**WORK TO COMPLETE:** Set down all of the data that follows word for word, without the images.

[Figure record listings]
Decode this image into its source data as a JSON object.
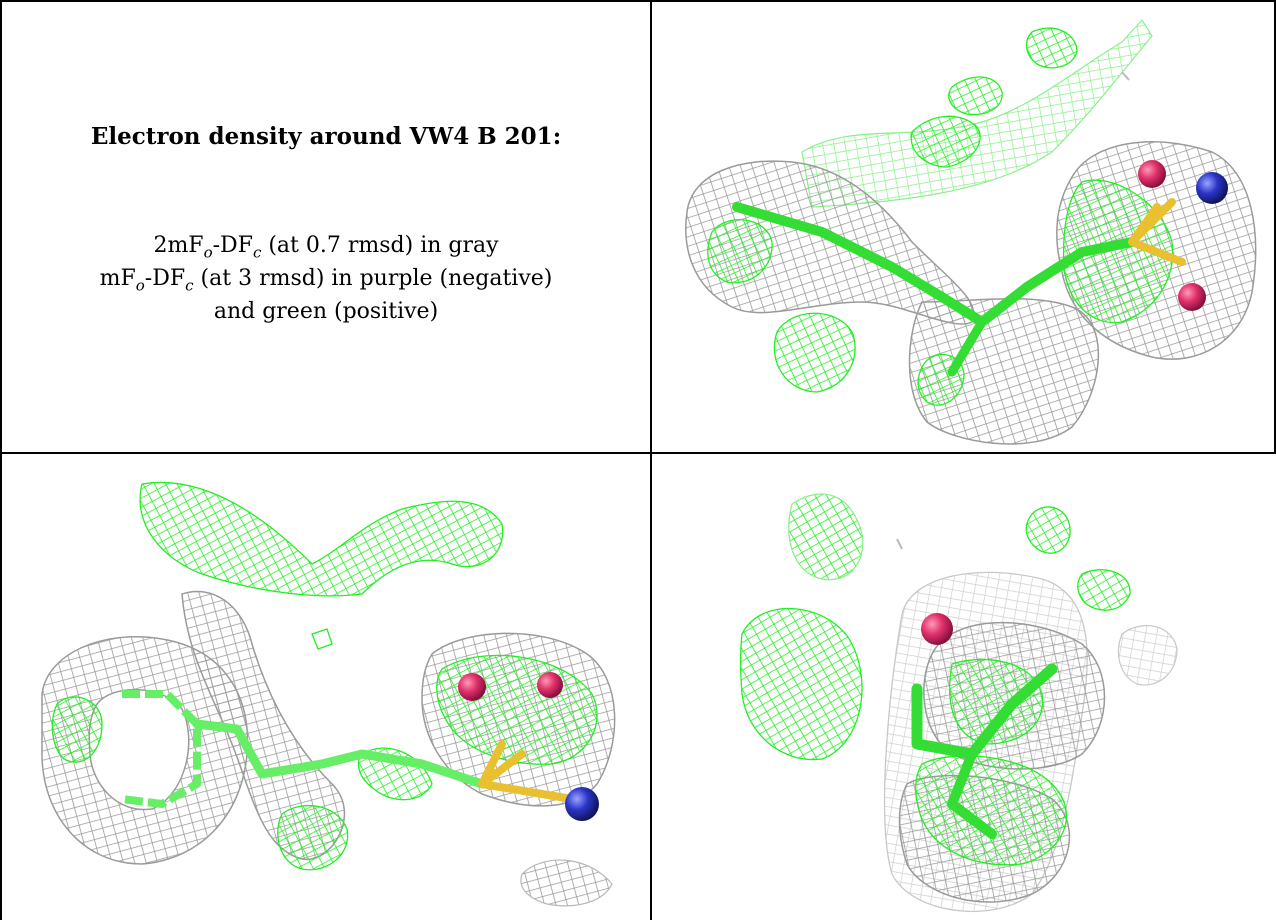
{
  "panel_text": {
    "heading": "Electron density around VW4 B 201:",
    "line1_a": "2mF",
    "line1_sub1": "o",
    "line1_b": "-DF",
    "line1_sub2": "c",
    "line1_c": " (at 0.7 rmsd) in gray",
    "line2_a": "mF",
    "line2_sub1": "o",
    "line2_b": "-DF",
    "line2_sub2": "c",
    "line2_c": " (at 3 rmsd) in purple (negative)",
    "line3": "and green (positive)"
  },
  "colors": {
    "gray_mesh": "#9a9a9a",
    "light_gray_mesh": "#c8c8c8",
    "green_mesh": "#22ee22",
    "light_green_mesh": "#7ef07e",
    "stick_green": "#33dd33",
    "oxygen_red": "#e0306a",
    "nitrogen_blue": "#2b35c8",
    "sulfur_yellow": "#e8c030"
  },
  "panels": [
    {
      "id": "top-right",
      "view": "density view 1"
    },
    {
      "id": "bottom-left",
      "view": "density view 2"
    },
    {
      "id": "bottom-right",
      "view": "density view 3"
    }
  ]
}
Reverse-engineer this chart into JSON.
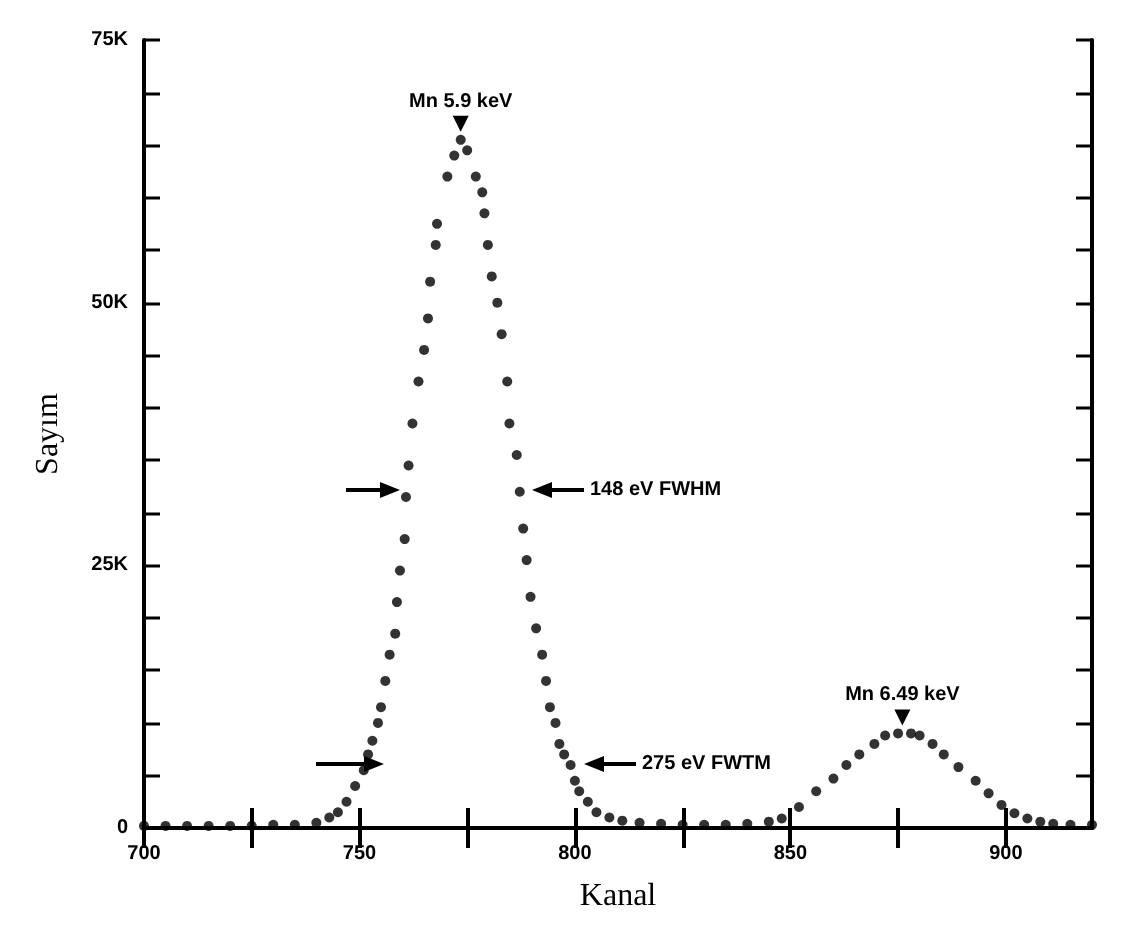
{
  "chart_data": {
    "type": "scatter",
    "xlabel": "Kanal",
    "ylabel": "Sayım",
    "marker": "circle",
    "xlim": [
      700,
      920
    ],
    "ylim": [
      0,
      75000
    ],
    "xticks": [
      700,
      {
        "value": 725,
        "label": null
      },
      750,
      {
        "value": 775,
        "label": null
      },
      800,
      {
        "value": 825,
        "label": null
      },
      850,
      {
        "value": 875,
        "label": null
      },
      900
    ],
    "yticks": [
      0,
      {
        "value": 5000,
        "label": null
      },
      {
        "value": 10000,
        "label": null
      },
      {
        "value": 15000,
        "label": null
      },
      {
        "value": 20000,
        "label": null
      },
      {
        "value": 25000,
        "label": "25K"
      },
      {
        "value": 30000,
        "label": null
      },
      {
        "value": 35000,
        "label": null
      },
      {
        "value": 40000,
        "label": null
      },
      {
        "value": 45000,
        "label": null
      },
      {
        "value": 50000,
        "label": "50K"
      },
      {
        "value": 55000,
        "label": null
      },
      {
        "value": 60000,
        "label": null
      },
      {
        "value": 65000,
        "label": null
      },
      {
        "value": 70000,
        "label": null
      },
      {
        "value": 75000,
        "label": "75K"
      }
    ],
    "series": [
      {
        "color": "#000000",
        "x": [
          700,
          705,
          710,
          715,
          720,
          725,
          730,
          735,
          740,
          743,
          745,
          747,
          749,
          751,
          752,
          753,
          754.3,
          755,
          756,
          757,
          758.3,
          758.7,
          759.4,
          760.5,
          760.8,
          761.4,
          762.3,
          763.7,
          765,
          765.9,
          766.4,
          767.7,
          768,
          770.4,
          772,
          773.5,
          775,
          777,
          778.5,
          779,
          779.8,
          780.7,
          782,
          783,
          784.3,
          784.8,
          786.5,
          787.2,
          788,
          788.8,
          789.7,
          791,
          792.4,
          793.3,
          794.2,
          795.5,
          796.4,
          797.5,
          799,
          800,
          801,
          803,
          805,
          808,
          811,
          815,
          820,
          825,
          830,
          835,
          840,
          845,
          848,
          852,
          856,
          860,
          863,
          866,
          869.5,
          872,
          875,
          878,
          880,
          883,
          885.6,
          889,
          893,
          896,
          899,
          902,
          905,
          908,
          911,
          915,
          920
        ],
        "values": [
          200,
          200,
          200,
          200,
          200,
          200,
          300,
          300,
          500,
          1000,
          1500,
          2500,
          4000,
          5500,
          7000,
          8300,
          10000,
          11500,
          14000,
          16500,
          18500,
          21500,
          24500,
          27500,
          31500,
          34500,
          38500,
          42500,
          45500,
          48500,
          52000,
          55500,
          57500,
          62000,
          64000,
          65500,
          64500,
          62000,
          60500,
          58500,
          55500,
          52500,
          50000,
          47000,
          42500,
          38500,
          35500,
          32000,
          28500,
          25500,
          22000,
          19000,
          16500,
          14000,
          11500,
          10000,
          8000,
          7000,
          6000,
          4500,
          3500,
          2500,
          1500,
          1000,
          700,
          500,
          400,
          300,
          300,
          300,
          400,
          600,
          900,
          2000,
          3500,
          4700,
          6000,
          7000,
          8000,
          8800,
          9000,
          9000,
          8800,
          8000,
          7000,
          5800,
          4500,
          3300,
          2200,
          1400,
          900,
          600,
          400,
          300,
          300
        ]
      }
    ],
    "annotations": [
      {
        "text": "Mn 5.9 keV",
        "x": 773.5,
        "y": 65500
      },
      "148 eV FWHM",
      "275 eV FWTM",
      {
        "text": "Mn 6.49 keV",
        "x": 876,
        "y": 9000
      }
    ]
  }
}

**THE SOLUTION:**
Decode this image into its source data as a JSON object.
{
  "panel_text": {
    "heading": "Electron density around VW4 B 201:",
    "line1_a": "2mF",
    "line1_sub1": "o",
    "line1_b": "-DF",
    "line1_sub2": "c",
    "line1_c": " (at 0.7 rmsd) in gray",
    "line2_a": "mF",
    "line2_sub1": "o",
    "line2_b": "-DF",
    "line2_sub2": "c",
    "line2_c": " (at 3 rmsd) in purple (negative)",
    "line3": "and green (positive)"
  },
  "colors": {
    "gray_mesh": "#9a9a9a",
    "light_gray_mesh": "#c8c8c8",
    "green_mesh": "#22ee22",
    "light_green_mesh": "#7ef07e",
    "stick_green": "#33dd33",
    "oxygen_red": "#e0306a",
    "nitrogen_blue": "#2b35c8",
    "sulfur_yellow": "#e8c030"
  },
  "panels": [
    {
      "id": "top-right",
      "view": "density view 1"
    },
    {
      "id": "bottom-left",
      "view": "density view 2"
    },
    {
      "id": "bottom-right",
      "view": "density view 3"
    }
  ]
}
Reverse-engineer this chart into JSON.
{
  "chart_data": {
    "type": "scatter",
    "xlabel": "Kanal",
    "ylabel": "Sayım",
    "marker": "circle",
    "xlim": [
      700,
      920
    ],
    "ylim": [
      0,
      75000
    ],
    "xticks": [
      700,
      {
        "value": 725,
        "label": null
      },
      750,
      {
        "value": 775,
        "label": null
      },
      800,
      {
        "value": 825,
        "label": null
      },
      850,
      {
        "value": 875,
        "label": null
      },
      900
    ],
    "yticks": [
      0,
      {
        "value": 5000,
        "label": null
      },
      {
        "value": 10000,
        "label": null
      },
      {
        "value": 15000,
        "label": null
      },
      {
        "value": 20000,
        "label": null
      },
      {
        "value": 25000,
        "label": "25K"
      },
      {
        "value": 30000,
        "label": null
      },
      {
        "value": 35000,
        "label": null
      },
      {
        "value": 40000,
        "label": null
      },
      {
        "value": 45000,
        "label": null
      },
      {
        "value": 50000,
        "label": "50K"
      },
      {
        "value": 55000,
        "label": null
      },
      {
        "value": 60000,
        "label": null
      },
      {
        "value": 65000,
        "label": null
      },
      {
        "value": 70000,
        "label": null
      },
      {
        "value": 75000,
        "label": "75K"
      }
    ],
    "series": [
      {
        "color": "#000000",
        "x": [
          700,
          705,
          710,
          715,
          720,
          725,
          730,
          735,
          740,
          743,
          745,
          747,
          749,
          751,
          752,
          753,
          754.3,
          755,
          756,
          757,
          758.3,
          758.7,
          759.4,
          760.5,
          760.8,
          761.4,
          762.3,
          763.7,
          765,
          765.9,
          766.4,
          767.7,
          768,
          770.4,
          772,
          773.5,
          775,
          777,
          778.5,
          779,
          779.8,
          780.7,
          782,
          783,
          784.3,
          784.8,
          786.5,
          787.2,
          788,
          788.8,
          789.7,
          791,
          792.4,
          793.3,
          794.2,
          795.5,
          796.4,
          797.5,
          799,
          800,
          801,
          803,
          805,
          808,
          811,
          815,
          820,
          825,
          830,
          835,
          840,
          845,
          848,
          852,
          856,
          860,
          863,
          866,
          869.5,
          872,
          875,
          878,
          880,
          883,
          885.6,
          889,
          893,
          896,
          899,
          902,
          905,
          908,
          911,
          915,
          920
        ],
        "values": [
          200,
          200,
          200,
          200,
          200,
          200,
          300,
          300,
          500,
          1000,
          1500,
          2500,
          4000,
          5500,
          7000,
          8300,
          10000,
          11500,
          14000,
          16500,
          18500,
          21500,
          24500,
          27500,
          31500,
          34500,
          38500,
          42500,
          45500,
          48500,
          52000,
          55500,
          57500,
          62000,
          64000,
          65500,
          64500,
          62000,
          60500,
          58500,
          55500,
          52500,
          50000,
          47000,
          42500,
          38500,
          35500,
          32000,
          28500,
          25500,
          22000,
          19000,
          16500,
          14000,
          11500,
          10000,
          8000,
          7000,
          6000,
          4500,
          3500,
          2500,
          1500,
          1000,
          700,
          500,
          400,
          300,
          300,
          300,
          400,
          600,
          900,
          2000,
          3500,
          4700,
          6000,
          7000,
          8000,
          8800,
          9000,
          9000,
          8800,
          8000,
          7000,
          5800,
          4500,
          3300,
          2200,
          1400,
          900,
          600,
          400,
          300,
          300
        ]
      }
    ],
    "annotations": [
      {
        "text": "Mn 5.9 keV",
        "x": 773.5,
        "y": 65500
      },
      "148 eV FWHM",
      "275 eV FWTM",
      {
        "text": "Mn 6.49 keV",
        "x": 876,
        "y": 9000
      }
    ]
  }
}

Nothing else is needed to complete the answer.